--- START OF INPUT FOR THIS TASK ---
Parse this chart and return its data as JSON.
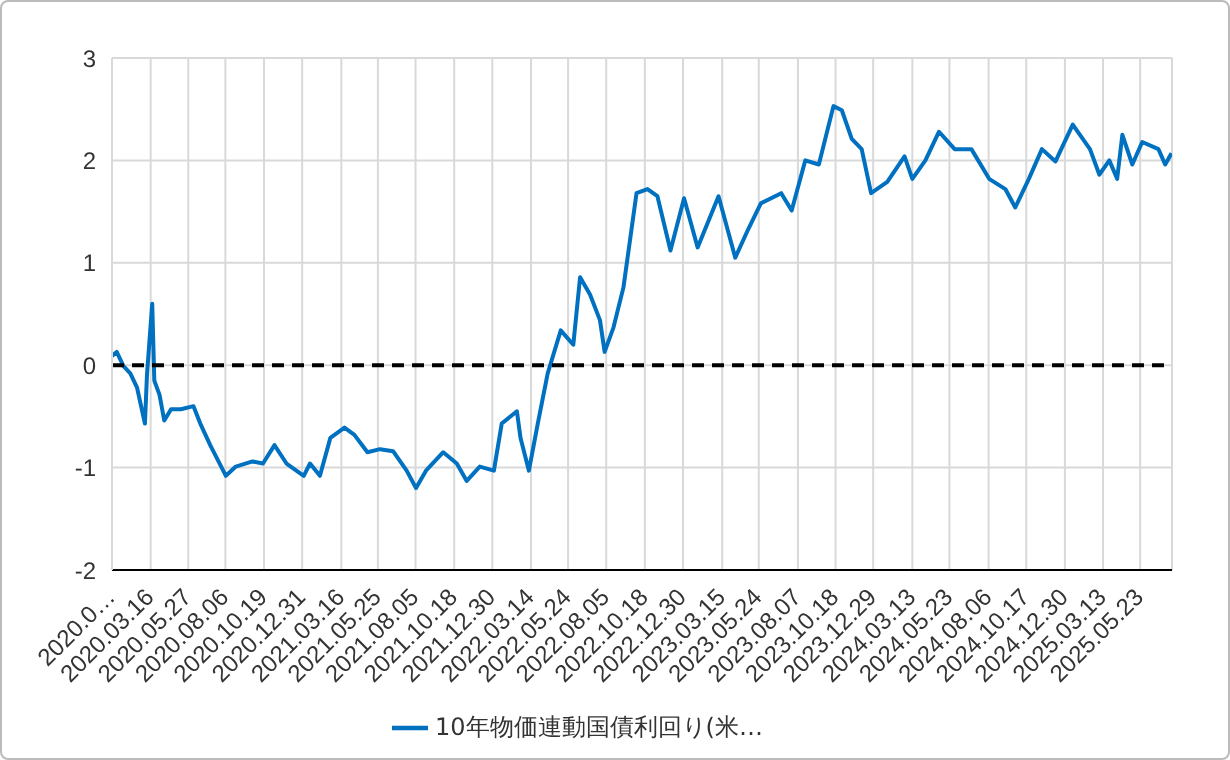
{
  "chart_data": {
    "type": "line",
    "xlim": [
      "2020-01-02",
      "2025-07-23"
    ],
    "xticks": [
      {
        "value": "2020-01-02",
        "label": "2020.0…"
      },
      {
        "value": "2020-03-16",
        "label": "2020.03.16"
      },
      {
        "value": "2020-05-27",
        "label": "2020.05.27"
      },
      {
        "value": "2020-08-06",
        "label": "2020.08.06"
      },
      {
        "value": "2020-10-19",
        "label": "2020.10.19"
      },
      {
        "value": "2020-12-31",
        "label": "2020.12.31"
      },
      {
        "value": "2021-03-16",
        "label": "2021.03.16"
      },
      {
        "value": "2021-05-25",
        "label": "2021.05.25"
      },
      {
        "value": "2021-08-05",
        "label": "2021.08.05"
      },
      {
        "value": "2021-10-18",
        "label": "2021.10.18"
      },
      {
        "value": "2021-12-30",
        "label": "2021.12.30"
      },
      {
        "value": "2022-03-14",
        "label": "2022.03.14"
      },
      {
        "value": "2022-05-24",
        "label": "2022.05.24"
      },
      {
        "value": "2022-08-05",
        "label": "2022.08.05"
      },
      {
        "value": "2022-10-18",
        "label": "2022.10.18"
      },
      {
        "value": "2022-12-30",
        "label": "2022.12.30"
      },
      {
        "value": "2023-03-15",
        "label": "2023.03.15"
      },
      {
        "value": "2023-05-24",
        "label": "2023.05.24"
      },
      {
        "value": "2023-08-07",
        "label": "2023.08.07"
      },
      {
        "value": "2023-10-18",
        "label": "2023.10.18"
      },
      {
        "value": "2023-12-29",
        "label": "2023.12.29"
      },
      {
        "value": "2024-03-13",
        "label": "2024.03.13"
      },
      {
        "value": "2024-05-23",
        "label": "2024.05.23"
      },
      {
        "value": "2024-08-06",
        "label": "2024.08.06"
      },
      {
        "value": "2024-10-17",
        "label": "2024.10.17"
      },
      {
        "value": "2024-12-30",
        "label": "2024.12.30"
      },
      {
        "value": "2025-03-13",
        "label": "2025.03.13"
      },
      {
        "value": "2025-05-23",
        "label": "2025.05.23"
      }
    ],
    "ylim": [
      -2,
      3
    ],
    "yticks": [
      -2,
      -1,
      0,
      1,
      2,
      3
    ],
    "grid": true,
    "legend": "bottom",
    "marker": "none",
    "line_style": "solid",
    "ref_lines": [
      {
        "axis": "y",
        "value": 0,
        "color": "#000000",
        "line_style": "dashed"
      }
    ],
    "series": [
      {
        "name": "10年物価連動国債利回り(米…",
        "color": "#0070c0",
        "x": [
          "2020-01-02",
          "2020-01-11",
          "2020-01-24",
          "2020-02-06",
          "2020-02-19",
          "2020-03-05",
          "2020-03-09",
          "2020-03-19",
          "2020-03-23",
          "2020-04-02",
          "2020-04-11",
          "2020-04-24",
          "2020-05-13",
          "2020-06-06",
          "2020-06-19",
          "2020-07-08",
          "2020-08-07",
          "2020-08-26",
          "2020-09-27",
          "2020-10-17",
          "2020-11-08",
          "2020-12-01",
          "2021-01-03",
          "2021-01-15",
          "2021-02-03",
          "2021-02-23",
          "2021-03-22",
          "2021-04-10",
          "2021-05-05",
          "2021-05-29",
          "2021-06-23",
          "2021-07-19",
          "2021-08-06",
          "2021-08-25",
          "2021-09-27",
          "2021-10-23",
          "2021-11-11",
          "2021-12-06",
          "2022-01-02",
          "2022-01-17",
          "2022-02-15",
          "2022-02-22",
          "2022-03-10",
          "2022-03-27",
          "2022-04-15",
          "2022-05-10",
          "2022-06-03",
          "2022-06-16",
          "2022-07-05",
          "2022-07-24",
          "2022-08-02",
          "2022-08-19",
          "2022-09-07",
          "2022-10-02",
          "2022-10-23",
          "2022-11-11",
          "2022-12-06",
          "2023-01-01",
          "2023-01-27",
          "2023-03-08",
          "2023-04-09",
          "2023-05-04",
          "2023-05-28",
          "2023-07-06",
          "2023-07-26",
          "2023-08-21",
          "2023-09-16",
          "2023-10-14",
          "2023-10-30",
          "2023-11-18",
          "2023-12-07",
          "2023-12-25",
          "2024-01-25",
          "2024-02-27",
          "2024-03-13",
          "2024-04-07",
          "2024-05-03",
          "2024-06-02",
          "2024-07-04",
          "2024-08-07",
          "2024-09-07",
          "2024-09-26",
          "2024-10-22",
          "2024-11-16",
          "2024-12-12",
          "2025-01-14",
          "2025-02-16",
          "2025-03-06",
          "2025-03-25",
          "2025-04-09",
          "2025-04-19",
          "2025-05-08",
          "2025-05-27",
          "2025-06-27",
          "2025-07-10",
          "2025-07-22"
        ],
        "values": [
          0.09,
          0.13,
          -0.01,
          -0.08,
          -0.22,
          -0.57,
          -0.09,
          0.6,
          -0.15,
          -0.29,
          -0.54,
          -0.43,
          -0.43,
          -0.4,
          -0.57,
          -0.78,
          -1.08,
          -0.99,
          -0.94,
          -0.96,
          -0.78,
          -0.96,
          -1.08,
          -0.96,
          -1.08,
          -0.71,
          -0.61,
          -0.68,
          -0.85,
          -0.82,
          -0.84,
          -1.03,
          -1.2,
          -1.03,
          -0.85,
          -0.96,
          -1.13,
          -0.99,
          -1.03,
          -0.57,
          -0.45,
          -0.71,
          -1.03,
          -0.57,
          -0.08,
          0.34,
          0.2,
          0.86,
          0.69,
          0.44,
          0.13,
          0.37,
          0.76,
          1.68,
          1.72,
          1.65,
          1.12,
          1.63,
          1.15,
          1.65,
          1.05,
          1.33,
          1.58,
          1.68,
          1.51,
          2.0,
          1.96,
          2.53,
          2.49,
          2.21,
          2.11,
          1.68,
          1.79,
          2.04,
          1.82,
          2.0,
          2.28,
          2.11,
          2.11,
          1.82,
          1.72,
          1.54,
          1.82,
          2.11,
          1.99,
          2.35,
          2.11,
          1.86,
          2.0,
          1.82,
          2.25,
          1.96,
          2.18,
          2.11,
          1.96,
          2.07
        ]
      }
    ]
  }
}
--- END OF INPUT FOR THIS TASK ---
> [SHORT PROBLEM] Repeat the records above verbatim, with no pictures in the result.

> [RESULT BELOW]
Parse this chart and return its data as JSON.
{
  "chart_data": {
    "type": "line",
    "xlim": [
      "2020-01-02",
      "2025-07-23"
    ],
    "xticks": [
      {
        "value": "2020-01-02",
        "label": "2020.0…"
      },
      {
        "value": "2020-03-16",
        "label": "2020.03.16"
      },
      {
        "value": "2020-05-27",
        "label": "2020.05.27"
      },
      {
        "value": "2020-08-06",
        "label": "2020.08.06"
      },
      {
        "value": "2020-10-19",
        "label": "2020.10.19"
      },
      {
        "value": "2020-12-31",
        "label": "2020.12.31"
      },
      {
        "value": "2021-03-16",
        "label": "2021.03.16"
      },
      {
        "value": "2021-05-25",
        "label": "2021.05.25"
      },
      {
        "value": "2021-08-05",
        "label": "2021.08.05"
      },
      {
        "value": "2021-10-18",
        "label": "2021.10.18"
      },
      {
        "value": "2021-12-30",
        "label": "2021.12.30"
      },
      {
        "value": "2022-03-14",
        "label": "2022.03.14"
      },
      {
        "value": "2022-05-24",
        "label": "2022.05.24"
      },
      {
        "value": "2022-08-05",
        "label": "2022.08.05"
      },
      {
        "value": "2022-10-18",
        "label": "2022.10.18"
      },
      {
        "value": "2022-12-30",
        "label": "2022.12.30"
      },
      {
        "value": "2023-03-15",
        "label": "2023.03.15"
      },
      {
        "value": "2023-05-24",
        "label": "2023.05.24"
      },
      {
        "value": "2023-08-07",
        "label": "2023.08.07"
      },
      {
        "value": "2023-10-18",
        "label": "2023.10.18"
      },
      {
        "value": "2023-12-29",
        "label": "2023.12.29"
      },
      {
        "value": "2024-03-13",
        "label": "2024.03.13"
      },
      {
        "value": "2024-05-23",
        "label": "2024.05.23"
      },
      {
        "value": "2024-08-06",
        "label": "2024.08.06"
      },
      {
        "value": "2024-10-17",
        "label": "2024.10.17"
      },
      {
        "value": "2024-12-30",
        "label": "2024.12.30"
      },
      {
        "value": "2025-03-13",
        "label": "2025.03.13"
      },
      {
        "value": "2025-05-23",
        "label": "2025.05.23"
      }
    ],
    "ylim": [
      -2,
      3
    ],
    "yticks": [
      -2,
      -1,
      0,
      1,
      2,
      3
    ],
    "grid": true,
    "legend": "bottom",
    "marker": "none",
    "line_style": "solid",
    "ref_lines": [
      {
        "axis": "y",
        "value": 0,
        "color": "#000000",
        "line_style": "dashed"
      }
    ],
    "series": [
      {
        "name": "10年物価連動国債利回り(米…",
        "color": "#0070c0",
        "x": [
          "2020-01-02",
          "2020-01-11",
          "2020-01-24",
          "2020-02-06",
          "2020-02-19",
          "2020-03-05",
          "2020-03-09",
          "2020-03-19",
          "2020-03-23",
          "2020-04-02",
          "2020-04-11",
          "2020-04-24",
          "2020-05-13",
          "2020-06-06",
          "2020-06-19",
          "2020-07-08",
          "2020-08-07",
          "2020-08-26",
          "2020-09-27",
          "2020-10-17",
          "2020-11-08",
          "2020-12-01",
          "2021-01-03",
          "2021-01-15",
          "2021-02-03",
          "2021-02-23",
          "2021-03-22",
          "2021-04-10",
          "2021-05-05",
          "2021-05-29",
          "2021-06-23",
          "2021-07-19",
          "2021-08-06",
          "2021-08-25",
          "2021-09-27",
          "2021-10-23",
          "2021-11-11",
          "2021-12-06",
          "2022-01-02",
          "2022-01-17",
          "2022-02-15",
          "2022-02-22",
          "2022-03-10",
          "2022-03-27",
          "2022-04-15",
          "2022-05-10",
          "2022-06-03",
          "2022-06-16",
          "2022-07-05",
          "2022-07-24",
          "2022-08-02",
          "2022-08-19",
          "2022-09-07",
          "2022-10-02",
          "2022-10-23",
          "2022-11-11",
          "2022-12-06",
          "2023-01-01",
          "2023-01-27",
          "2023-03-08",
          "2023-04-09",
          "2023-05-04",
          "2023-05-28",
          "2023-07-06",
          "2023-07-26",
          "2023-08-21",
          "2023-09-16",
          "2023-10-14",
          "2023-10-30",
          "2023-11-18",
          "2023-12-07",
          "2023-12-25",
          "2024-01-25",
          "2024-02-27",
          "2024-03-13",
          "2024-04-07",
          "2024-05-03",
          "2024-06-02",
          "2024-07-04",
          "2024-08-07",
          "2024-09-07",
          "2024-09-26",
          "2024-10-22",
          "2024-11-16",
          "2024-12-12",
          "2025-01-14",
          "2025-02-16",
          "2025-03-06",
          "2025-03-25",
          "2025-04-09",
          "2025-04-19",
          "2025-05-08",
          "2025-05-27",
          "2025-06-27",
          "2025-07-10",
          "2025-07-22"
        ],
        "values": [
          0.09,
          0.13,
          -0.01,
          -0.08,
          -0.22,
          -0.57,
          -0.09,
          0.6,
          -0.15,
          -0.29,
          -0.54,
          -0.43,
          -0.43,
          -0.4,
          -0.57,
          -0.78,
          -1.08,
          -0.99,
          -0.94,
          -0.96,
          -0.78,
          -0.96,
          -1.08,
          -0.96,
          -1.08,
          -0.71,
          -0.61,
          -0.68,
          -0.85,
          -0.82,
          -0.84,
          -1.03,
          -1.2,
          -1.03,
          -0.85,
          -0.96,
          -1.13,
          -0.99,
          -1.03,
          -0.57,
          -0.45,
          -0.71,
          -1.03,
          -0.57,
          -0.08,
          0.34,
          0.2,
          0.86,
          0.69,
          0.44,
          0.13,
          0.37,
          0.76,
          1.68,
          1.72,
          1.65,
          1.12,
          1.63,
          1.15,
          1.65,
          1.05,
          1.33,
          1.58,
          1.68,
          1.51,
          2.0,
          1.96,
          2.53,
          2.49,
          2.21,
          2.11,
          1.68,
          1.79,
          2.04,
          1.82,
          2.0,
          2.28,
          2.11,
          2.11,
          1.82,
          1.72,
          1.54,
          1.82,
          2.11,
          1.99,
          2.35,
          2.11,
          1.86,
          2.0,
          1.82,
          2.25,
          1.96,
          2.18,
          2.11,
          1.96,
          2.07
        ]
      }
    ]
  }
}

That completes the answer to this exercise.